● **Data listing**:

_ _ _ _ _ _ _

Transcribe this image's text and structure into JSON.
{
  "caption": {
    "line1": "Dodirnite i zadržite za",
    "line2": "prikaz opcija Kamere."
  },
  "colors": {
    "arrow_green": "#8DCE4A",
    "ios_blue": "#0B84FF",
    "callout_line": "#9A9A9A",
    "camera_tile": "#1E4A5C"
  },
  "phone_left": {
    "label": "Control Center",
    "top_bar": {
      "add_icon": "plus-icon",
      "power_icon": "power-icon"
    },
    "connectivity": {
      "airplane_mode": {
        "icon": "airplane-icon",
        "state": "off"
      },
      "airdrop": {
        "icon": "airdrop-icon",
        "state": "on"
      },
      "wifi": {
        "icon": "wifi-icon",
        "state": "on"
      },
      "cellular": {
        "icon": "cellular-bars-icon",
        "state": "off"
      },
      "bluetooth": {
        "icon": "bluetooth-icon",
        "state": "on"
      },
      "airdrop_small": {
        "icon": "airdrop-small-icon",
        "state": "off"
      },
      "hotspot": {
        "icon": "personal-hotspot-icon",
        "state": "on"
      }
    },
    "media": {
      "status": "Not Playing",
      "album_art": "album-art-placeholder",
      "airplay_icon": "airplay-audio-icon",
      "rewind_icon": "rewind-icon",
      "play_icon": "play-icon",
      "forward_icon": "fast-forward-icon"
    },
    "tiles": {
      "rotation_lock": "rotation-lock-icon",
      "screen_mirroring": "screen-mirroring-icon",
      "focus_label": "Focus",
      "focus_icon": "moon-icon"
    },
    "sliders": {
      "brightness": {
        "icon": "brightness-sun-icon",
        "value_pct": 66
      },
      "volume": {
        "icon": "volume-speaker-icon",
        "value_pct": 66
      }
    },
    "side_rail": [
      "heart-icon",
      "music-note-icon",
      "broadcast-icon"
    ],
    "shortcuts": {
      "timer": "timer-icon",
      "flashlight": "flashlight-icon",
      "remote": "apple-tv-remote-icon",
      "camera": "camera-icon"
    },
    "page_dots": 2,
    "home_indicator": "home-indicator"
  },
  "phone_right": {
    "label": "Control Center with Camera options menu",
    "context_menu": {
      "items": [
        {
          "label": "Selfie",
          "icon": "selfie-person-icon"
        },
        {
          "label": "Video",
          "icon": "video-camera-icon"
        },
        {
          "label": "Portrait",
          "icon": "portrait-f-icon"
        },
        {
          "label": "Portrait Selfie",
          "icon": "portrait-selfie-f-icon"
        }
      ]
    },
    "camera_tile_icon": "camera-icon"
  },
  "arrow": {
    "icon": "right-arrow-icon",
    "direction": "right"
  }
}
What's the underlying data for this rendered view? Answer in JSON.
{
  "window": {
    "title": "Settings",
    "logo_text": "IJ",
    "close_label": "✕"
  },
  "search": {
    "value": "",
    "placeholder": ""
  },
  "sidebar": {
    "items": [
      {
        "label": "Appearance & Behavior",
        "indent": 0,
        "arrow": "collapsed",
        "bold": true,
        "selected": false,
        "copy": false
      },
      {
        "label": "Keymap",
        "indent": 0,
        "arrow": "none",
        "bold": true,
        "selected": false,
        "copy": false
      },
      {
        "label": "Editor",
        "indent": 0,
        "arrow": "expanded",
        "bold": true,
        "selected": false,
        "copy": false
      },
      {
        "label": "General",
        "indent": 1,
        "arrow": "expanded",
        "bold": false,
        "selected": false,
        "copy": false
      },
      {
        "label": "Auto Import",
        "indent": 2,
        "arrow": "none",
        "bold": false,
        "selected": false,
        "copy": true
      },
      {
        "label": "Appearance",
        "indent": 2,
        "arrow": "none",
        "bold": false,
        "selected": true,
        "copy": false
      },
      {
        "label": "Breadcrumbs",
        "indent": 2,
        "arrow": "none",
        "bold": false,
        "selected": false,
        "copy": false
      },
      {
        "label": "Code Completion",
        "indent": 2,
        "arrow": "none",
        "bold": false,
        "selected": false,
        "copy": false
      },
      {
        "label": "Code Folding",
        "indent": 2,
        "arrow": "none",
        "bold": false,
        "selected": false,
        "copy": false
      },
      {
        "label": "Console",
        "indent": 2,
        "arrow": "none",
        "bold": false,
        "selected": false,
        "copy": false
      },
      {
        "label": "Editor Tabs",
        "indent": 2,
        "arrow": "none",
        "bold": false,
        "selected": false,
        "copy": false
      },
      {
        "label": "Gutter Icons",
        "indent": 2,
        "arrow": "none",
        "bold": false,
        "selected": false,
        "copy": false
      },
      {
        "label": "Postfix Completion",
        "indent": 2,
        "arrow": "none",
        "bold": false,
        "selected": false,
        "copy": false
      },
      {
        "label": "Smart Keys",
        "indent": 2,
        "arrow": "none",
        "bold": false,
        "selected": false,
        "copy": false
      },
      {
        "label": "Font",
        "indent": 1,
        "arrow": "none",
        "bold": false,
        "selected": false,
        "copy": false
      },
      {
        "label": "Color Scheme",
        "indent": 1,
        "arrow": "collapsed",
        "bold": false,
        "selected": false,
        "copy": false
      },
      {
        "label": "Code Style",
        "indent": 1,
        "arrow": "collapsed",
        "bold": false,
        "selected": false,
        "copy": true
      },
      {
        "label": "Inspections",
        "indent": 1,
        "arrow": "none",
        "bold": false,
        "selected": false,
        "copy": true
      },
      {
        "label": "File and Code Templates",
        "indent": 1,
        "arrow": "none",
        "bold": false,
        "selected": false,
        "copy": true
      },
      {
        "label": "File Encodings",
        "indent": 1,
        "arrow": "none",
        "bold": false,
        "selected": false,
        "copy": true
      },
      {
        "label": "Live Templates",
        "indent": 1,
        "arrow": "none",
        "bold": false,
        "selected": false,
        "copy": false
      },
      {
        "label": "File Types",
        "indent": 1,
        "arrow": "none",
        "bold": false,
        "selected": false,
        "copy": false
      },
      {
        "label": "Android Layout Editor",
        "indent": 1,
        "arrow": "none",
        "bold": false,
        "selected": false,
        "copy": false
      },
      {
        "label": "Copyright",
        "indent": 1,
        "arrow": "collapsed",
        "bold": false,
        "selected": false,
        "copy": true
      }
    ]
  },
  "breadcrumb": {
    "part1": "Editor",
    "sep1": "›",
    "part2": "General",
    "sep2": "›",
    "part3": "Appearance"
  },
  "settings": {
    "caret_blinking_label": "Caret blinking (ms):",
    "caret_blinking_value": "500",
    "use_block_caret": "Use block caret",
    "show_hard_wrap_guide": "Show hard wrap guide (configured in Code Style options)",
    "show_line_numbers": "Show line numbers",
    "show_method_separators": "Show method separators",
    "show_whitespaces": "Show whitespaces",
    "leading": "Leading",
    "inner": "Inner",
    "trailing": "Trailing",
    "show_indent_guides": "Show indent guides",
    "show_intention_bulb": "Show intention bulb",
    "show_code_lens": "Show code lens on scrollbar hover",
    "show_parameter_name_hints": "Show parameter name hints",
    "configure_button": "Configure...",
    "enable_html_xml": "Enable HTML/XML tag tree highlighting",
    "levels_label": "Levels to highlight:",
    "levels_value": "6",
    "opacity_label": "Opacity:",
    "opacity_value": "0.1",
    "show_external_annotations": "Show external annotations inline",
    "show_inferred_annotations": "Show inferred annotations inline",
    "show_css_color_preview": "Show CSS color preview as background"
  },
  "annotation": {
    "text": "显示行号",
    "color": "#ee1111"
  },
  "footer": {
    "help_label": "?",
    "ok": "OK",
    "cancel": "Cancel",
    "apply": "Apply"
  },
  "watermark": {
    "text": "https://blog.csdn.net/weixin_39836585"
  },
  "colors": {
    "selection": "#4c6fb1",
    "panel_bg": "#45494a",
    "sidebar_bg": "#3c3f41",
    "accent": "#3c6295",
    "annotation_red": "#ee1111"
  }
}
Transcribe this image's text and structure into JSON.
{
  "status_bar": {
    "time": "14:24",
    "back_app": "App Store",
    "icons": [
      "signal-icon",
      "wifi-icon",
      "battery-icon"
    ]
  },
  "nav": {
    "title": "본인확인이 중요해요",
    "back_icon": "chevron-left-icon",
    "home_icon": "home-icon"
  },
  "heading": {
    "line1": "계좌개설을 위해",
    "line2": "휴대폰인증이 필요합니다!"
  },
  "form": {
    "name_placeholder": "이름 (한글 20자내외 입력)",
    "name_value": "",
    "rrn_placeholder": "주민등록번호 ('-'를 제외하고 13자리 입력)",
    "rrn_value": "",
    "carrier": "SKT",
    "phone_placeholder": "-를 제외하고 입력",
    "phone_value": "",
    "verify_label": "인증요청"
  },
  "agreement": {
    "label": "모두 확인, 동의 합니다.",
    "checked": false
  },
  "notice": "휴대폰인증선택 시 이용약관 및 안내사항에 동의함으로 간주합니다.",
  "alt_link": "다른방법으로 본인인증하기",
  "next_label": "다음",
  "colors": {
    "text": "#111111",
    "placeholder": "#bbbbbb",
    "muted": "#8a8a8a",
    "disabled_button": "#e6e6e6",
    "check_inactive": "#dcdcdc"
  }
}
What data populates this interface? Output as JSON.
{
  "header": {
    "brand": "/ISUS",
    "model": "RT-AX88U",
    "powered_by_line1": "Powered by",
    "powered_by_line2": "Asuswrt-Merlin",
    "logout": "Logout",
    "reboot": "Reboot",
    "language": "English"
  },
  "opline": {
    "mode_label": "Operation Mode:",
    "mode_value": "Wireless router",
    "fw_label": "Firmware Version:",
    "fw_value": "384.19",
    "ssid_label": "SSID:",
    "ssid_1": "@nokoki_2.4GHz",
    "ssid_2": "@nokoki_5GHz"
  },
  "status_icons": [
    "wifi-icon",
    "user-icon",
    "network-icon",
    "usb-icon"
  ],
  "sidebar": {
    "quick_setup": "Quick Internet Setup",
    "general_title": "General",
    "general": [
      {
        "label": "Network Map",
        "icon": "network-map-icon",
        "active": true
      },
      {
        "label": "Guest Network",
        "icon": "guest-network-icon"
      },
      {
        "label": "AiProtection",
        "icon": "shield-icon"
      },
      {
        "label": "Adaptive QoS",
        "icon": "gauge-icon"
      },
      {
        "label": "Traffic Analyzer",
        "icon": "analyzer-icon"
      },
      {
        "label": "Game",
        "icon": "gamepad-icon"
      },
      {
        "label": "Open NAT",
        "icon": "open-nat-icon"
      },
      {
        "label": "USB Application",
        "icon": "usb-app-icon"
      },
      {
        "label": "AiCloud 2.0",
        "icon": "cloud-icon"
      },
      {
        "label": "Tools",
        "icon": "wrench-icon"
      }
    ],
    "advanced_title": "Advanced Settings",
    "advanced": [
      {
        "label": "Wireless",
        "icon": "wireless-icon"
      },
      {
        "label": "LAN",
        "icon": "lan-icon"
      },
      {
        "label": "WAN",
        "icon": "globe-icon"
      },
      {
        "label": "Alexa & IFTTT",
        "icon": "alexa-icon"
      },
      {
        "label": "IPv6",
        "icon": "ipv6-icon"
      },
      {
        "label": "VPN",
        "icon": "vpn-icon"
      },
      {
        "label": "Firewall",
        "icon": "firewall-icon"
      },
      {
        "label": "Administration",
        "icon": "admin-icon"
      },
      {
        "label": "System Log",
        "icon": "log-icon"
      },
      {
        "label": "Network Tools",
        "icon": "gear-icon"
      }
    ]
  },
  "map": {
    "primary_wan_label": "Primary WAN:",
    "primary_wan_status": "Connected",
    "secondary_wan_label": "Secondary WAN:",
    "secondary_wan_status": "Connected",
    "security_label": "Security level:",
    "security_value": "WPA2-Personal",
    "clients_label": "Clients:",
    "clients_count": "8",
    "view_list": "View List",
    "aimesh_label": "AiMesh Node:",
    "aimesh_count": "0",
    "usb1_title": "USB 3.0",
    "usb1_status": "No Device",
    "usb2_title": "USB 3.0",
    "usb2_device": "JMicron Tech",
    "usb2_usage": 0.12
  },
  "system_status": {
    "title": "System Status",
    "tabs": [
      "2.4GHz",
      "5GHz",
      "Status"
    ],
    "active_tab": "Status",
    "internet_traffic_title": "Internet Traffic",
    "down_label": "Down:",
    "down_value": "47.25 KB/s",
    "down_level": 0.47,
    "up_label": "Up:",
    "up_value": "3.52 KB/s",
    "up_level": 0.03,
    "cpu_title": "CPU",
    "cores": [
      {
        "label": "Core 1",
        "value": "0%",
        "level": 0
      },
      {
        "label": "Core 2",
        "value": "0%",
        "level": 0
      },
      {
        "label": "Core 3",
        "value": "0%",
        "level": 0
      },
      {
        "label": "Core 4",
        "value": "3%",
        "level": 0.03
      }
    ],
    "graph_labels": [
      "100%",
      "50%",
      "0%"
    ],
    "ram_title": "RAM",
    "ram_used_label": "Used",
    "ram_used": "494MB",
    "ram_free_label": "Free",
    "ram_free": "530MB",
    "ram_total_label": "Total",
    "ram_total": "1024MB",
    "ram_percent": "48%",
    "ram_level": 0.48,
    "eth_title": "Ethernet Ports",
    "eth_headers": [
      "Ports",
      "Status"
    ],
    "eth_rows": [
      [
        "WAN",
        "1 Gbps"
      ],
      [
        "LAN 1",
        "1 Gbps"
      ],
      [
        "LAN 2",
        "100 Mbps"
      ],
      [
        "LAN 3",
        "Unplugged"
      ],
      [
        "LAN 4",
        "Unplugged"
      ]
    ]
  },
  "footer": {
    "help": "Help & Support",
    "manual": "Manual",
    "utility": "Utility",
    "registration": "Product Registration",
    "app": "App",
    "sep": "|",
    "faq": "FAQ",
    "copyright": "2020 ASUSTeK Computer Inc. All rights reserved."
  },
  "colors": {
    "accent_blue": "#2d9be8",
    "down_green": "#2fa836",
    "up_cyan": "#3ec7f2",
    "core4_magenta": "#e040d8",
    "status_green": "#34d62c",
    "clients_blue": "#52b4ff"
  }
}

_ _ _ _ _ _ _

● **What the task asks**:
Determine how many lines of the data contain the word "Control", and reply with that number only.

● **Exercise output**:
2